### Stated exercise:
Below are the records. List every line holding the word "General".
★ ★ ★
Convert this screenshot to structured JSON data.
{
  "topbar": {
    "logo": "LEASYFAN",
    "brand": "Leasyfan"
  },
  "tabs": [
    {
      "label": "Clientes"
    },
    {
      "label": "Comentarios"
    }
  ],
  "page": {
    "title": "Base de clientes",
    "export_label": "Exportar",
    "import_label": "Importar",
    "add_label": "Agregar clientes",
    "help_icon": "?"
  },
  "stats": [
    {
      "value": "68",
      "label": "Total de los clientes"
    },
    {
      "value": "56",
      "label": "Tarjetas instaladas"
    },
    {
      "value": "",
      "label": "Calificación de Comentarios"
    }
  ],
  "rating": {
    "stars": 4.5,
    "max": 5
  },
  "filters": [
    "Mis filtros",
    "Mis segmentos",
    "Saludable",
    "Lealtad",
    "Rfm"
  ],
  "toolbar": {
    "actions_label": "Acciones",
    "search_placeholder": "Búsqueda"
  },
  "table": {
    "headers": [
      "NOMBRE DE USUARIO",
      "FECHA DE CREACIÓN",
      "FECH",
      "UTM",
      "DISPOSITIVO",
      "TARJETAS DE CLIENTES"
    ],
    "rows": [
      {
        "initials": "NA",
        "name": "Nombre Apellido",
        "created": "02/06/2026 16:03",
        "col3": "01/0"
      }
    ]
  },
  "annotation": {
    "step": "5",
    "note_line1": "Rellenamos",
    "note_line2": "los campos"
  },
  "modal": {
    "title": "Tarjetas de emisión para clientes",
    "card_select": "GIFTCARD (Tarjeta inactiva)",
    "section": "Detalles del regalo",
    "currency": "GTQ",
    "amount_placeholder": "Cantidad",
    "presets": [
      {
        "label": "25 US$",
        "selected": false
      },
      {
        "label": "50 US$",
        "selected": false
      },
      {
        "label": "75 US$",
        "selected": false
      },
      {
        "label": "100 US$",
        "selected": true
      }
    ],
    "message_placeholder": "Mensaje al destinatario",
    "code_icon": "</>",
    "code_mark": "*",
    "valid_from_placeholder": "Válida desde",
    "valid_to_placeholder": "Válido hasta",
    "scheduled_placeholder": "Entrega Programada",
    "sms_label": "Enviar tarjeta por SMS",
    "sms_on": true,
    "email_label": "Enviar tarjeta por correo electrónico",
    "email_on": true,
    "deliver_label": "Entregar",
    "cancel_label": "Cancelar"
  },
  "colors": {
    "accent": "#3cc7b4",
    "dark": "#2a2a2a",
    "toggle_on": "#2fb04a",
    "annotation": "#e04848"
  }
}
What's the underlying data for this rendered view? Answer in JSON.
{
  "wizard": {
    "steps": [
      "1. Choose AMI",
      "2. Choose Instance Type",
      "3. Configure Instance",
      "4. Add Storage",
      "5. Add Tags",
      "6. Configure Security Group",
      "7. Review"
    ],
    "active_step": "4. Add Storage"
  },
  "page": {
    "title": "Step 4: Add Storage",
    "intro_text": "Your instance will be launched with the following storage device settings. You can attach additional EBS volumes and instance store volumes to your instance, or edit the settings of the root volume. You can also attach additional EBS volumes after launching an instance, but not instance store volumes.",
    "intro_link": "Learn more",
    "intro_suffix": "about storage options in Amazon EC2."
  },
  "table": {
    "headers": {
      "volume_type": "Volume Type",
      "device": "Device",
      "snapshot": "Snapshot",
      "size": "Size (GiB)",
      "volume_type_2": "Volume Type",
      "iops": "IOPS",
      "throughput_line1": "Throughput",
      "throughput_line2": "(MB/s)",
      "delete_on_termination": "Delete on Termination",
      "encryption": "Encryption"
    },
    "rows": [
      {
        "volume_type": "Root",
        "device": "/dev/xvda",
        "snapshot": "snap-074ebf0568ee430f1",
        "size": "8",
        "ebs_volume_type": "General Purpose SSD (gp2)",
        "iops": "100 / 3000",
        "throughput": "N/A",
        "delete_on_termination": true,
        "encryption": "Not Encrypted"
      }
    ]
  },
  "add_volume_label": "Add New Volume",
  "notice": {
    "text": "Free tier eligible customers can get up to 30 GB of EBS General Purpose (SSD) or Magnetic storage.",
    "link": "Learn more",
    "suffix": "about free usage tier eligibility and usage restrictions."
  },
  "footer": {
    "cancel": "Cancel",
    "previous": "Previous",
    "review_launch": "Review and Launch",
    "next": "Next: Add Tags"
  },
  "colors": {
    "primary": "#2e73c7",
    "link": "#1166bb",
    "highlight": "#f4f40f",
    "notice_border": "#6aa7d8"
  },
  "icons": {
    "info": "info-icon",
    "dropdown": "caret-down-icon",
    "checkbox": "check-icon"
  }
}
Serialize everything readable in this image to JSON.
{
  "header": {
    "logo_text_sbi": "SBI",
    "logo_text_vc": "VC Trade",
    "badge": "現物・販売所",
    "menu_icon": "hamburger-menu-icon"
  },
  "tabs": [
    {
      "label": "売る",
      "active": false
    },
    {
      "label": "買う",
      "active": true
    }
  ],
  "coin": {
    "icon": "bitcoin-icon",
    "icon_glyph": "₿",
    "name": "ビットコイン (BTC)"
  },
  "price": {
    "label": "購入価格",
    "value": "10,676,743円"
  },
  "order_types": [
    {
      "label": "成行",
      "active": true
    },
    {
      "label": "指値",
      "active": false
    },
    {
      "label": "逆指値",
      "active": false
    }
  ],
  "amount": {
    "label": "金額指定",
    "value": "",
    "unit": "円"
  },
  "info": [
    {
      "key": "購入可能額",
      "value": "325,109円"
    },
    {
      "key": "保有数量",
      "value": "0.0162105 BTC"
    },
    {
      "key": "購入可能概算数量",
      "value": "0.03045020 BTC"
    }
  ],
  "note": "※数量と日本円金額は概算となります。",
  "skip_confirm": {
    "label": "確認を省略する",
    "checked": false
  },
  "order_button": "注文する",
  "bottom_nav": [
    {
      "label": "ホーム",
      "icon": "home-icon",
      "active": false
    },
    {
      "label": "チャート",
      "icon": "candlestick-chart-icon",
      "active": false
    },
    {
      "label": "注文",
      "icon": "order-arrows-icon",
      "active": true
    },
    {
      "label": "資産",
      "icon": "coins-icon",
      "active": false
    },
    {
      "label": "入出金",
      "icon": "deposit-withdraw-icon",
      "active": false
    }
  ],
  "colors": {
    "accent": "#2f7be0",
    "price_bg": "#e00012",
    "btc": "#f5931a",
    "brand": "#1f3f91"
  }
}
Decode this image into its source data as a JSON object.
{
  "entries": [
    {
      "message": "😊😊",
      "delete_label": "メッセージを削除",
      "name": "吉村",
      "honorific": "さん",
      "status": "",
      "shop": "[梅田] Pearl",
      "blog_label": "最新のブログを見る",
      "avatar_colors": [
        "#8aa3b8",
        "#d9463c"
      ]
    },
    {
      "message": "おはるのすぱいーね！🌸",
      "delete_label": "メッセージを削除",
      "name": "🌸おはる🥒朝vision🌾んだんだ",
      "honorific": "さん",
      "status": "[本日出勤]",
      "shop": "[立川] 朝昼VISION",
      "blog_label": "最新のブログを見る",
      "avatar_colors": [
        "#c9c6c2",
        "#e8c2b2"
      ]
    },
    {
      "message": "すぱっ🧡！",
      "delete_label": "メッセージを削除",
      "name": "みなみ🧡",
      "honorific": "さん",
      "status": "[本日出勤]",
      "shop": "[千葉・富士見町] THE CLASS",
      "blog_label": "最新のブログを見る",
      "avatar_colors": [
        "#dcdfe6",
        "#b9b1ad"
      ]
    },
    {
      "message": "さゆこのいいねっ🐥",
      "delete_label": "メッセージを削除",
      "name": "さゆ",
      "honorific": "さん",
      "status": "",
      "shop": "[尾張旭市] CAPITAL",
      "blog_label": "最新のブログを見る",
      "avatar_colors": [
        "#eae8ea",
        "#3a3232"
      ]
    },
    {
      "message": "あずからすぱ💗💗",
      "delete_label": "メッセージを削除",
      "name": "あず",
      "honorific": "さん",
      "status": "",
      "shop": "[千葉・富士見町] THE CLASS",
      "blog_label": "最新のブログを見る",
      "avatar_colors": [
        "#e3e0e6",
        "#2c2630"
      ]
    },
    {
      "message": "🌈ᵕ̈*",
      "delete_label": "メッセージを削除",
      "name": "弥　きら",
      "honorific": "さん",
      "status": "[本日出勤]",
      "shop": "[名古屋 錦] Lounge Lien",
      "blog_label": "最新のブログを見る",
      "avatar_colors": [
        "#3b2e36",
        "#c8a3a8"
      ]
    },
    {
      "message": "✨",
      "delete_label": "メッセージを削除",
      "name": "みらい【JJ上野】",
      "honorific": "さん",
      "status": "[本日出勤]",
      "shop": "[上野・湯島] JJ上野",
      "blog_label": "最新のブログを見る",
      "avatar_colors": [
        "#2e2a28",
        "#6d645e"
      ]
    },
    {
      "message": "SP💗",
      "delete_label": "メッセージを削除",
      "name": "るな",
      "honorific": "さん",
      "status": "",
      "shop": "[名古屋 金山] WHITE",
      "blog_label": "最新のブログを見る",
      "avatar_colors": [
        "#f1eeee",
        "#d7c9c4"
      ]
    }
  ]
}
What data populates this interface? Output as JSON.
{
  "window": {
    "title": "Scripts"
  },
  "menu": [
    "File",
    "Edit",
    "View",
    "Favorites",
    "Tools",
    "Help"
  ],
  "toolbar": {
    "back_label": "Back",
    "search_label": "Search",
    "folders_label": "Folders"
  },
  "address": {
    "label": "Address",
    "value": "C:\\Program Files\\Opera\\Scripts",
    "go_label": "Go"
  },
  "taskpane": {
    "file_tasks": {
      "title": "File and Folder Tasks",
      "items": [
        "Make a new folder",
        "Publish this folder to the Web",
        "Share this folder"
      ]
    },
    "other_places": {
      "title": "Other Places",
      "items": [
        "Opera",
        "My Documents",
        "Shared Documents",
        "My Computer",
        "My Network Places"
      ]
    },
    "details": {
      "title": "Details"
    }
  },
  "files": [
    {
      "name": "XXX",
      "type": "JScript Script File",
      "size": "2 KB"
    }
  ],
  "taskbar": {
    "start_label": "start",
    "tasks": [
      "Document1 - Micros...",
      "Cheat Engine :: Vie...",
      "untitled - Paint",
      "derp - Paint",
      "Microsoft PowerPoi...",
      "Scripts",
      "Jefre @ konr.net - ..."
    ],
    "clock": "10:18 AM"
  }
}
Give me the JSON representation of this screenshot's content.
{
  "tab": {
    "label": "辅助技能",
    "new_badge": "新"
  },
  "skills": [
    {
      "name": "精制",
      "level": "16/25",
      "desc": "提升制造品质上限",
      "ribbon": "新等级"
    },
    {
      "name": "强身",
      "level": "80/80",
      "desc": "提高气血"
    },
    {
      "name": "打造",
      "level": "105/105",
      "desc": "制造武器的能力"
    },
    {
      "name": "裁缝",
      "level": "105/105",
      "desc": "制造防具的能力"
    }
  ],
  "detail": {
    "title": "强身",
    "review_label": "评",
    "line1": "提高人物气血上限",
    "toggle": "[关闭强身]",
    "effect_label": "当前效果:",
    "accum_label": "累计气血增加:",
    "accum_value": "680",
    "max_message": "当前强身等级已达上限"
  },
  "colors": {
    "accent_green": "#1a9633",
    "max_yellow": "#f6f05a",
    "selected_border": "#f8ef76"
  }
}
★ ★ ★
### Solution:
        "ebs_volume_type": "General Purpose SSD (gp2)",
    "text": "Free tier eligible customers can get up to 30 GB of EBS General Purpose (SSD) or Magnetic storage.",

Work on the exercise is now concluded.